## DESCRIZIONE DEL PROBLEMA
Nel testo sul pensiero di Han, in quali forme di trascendenza l'Altro ci sta di fronte e ci sfida?

## TESTO DEL DOCUMENTO
^^^^^^^^
Se nel precedente lavoro, sotto i colpi dell’isolamento digitale, si indicava la scomparsa del Noi, in questo nuovo lavoro a scomparire è l’Io, trascinato in un vuoto e infinito autoriferimento egoico, perché sottratto alla relazione fondativa con l’Altro. L’Altro – nella metafisica dell’alterità da cui il pensiero di Han prende le mosse – è apertura al fondamento del soggetto, inteso come relazione e limite ontologici. Per questo l’Altro ci sta di fronte e sfida in ognuna delle sue forme di trascendenza: differenza, corpo, estraneità, dissonanza, lontananza.
^^^^^^^^
## RECORD MOSTRATI
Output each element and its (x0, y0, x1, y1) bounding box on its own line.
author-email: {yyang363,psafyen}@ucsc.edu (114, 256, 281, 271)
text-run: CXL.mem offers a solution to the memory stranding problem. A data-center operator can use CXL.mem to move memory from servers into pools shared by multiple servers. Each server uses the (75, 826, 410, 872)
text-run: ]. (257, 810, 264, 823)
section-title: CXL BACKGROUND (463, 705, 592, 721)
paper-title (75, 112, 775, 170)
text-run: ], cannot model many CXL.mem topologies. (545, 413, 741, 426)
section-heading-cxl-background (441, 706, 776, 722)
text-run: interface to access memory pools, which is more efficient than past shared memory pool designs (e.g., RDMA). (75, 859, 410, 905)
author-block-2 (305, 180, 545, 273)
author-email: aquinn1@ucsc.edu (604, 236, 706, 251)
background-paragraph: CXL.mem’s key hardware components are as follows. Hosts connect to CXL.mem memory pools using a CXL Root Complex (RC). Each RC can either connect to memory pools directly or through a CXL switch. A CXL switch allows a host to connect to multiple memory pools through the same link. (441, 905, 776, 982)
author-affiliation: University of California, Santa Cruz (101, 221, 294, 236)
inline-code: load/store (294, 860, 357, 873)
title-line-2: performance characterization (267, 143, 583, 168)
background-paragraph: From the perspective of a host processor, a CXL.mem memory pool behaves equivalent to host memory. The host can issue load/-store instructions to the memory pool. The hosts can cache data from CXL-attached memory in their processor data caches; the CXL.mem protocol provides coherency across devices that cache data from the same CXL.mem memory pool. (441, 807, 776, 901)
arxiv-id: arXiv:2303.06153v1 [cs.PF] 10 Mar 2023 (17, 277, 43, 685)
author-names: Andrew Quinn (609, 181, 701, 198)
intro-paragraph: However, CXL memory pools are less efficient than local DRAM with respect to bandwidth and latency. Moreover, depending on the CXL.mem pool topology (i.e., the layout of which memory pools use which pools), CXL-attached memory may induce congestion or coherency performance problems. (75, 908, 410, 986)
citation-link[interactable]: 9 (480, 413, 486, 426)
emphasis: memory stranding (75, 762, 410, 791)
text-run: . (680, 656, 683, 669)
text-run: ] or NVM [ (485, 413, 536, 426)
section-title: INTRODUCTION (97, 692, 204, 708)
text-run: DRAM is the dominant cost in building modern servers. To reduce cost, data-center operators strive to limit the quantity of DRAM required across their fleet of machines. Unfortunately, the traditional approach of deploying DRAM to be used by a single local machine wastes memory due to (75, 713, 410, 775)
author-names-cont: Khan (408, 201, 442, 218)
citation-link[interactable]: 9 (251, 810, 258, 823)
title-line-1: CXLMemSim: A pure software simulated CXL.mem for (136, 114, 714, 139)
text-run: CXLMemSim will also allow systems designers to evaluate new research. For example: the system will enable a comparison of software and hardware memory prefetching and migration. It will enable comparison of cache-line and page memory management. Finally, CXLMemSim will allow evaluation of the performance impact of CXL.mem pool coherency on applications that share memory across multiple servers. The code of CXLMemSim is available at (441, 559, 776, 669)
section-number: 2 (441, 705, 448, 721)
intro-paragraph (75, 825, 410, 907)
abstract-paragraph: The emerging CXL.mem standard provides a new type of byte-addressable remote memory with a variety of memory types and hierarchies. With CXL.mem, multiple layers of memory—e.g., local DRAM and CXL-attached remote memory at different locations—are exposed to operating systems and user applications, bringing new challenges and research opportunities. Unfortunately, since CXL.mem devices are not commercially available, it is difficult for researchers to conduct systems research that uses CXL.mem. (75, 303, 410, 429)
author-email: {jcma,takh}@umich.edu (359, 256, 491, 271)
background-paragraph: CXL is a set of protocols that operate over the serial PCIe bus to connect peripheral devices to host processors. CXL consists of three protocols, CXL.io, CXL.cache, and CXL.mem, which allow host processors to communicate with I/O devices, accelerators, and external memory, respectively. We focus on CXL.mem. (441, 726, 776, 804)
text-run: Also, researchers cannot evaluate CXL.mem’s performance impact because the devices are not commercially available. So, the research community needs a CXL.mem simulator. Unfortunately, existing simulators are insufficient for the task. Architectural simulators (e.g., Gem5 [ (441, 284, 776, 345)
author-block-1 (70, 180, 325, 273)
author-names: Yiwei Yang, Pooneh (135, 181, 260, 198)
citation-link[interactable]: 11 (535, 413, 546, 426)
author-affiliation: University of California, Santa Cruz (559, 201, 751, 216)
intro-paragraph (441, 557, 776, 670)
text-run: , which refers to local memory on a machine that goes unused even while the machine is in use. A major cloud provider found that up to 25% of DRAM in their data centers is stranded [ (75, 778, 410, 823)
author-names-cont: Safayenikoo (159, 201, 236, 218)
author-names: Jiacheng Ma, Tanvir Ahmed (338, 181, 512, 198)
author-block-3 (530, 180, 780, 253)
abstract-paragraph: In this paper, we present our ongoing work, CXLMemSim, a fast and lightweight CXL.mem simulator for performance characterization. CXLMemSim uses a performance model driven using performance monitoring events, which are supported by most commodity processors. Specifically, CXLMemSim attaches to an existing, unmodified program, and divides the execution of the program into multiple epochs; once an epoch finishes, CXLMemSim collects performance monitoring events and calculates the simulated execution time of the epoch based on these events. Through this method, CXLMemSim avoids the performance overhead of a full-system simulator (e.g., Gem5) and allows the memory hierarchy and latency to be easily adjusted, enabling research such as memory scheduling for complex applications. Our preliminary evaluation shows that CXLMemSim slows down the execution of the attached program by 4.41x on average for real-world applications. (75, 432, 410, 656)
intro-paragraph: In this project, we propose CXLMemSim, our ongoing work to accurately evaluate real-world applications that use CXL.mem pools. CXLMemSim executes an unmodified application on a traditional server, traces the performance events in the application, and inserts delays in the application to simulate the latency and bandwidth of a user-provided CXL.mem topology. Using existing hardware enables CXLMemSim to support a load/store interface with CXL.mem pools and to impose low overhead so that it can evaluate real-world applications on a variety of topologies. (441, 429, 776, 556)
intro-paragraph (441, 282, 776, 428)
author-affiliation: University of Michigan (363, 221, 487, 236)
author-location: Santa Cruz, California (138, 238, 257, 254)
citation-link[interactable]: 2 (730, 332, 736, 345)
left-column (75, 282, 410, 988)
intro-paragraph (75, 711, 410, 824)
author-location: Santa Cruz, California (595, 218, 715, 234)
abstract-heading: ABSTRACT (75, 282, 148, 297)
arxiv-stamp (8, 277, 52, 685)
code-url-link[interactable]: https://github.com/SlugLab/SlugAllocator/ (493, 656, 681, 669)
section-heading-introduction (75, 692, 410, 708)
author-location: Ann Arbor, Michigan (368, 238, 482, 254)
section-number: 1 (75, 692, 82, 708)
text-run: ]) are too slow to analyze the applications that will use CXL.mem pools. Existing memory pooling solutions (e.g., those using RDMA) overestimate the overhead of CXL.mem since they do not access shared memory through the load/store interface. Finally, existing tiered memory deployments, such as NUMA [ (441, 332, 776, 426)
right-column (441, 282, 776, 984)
^^^^^^^^
## SOLUZIONE DELL'ESERCIZIO
Differenza, corpo, estraneità, dissonanza e lontananza.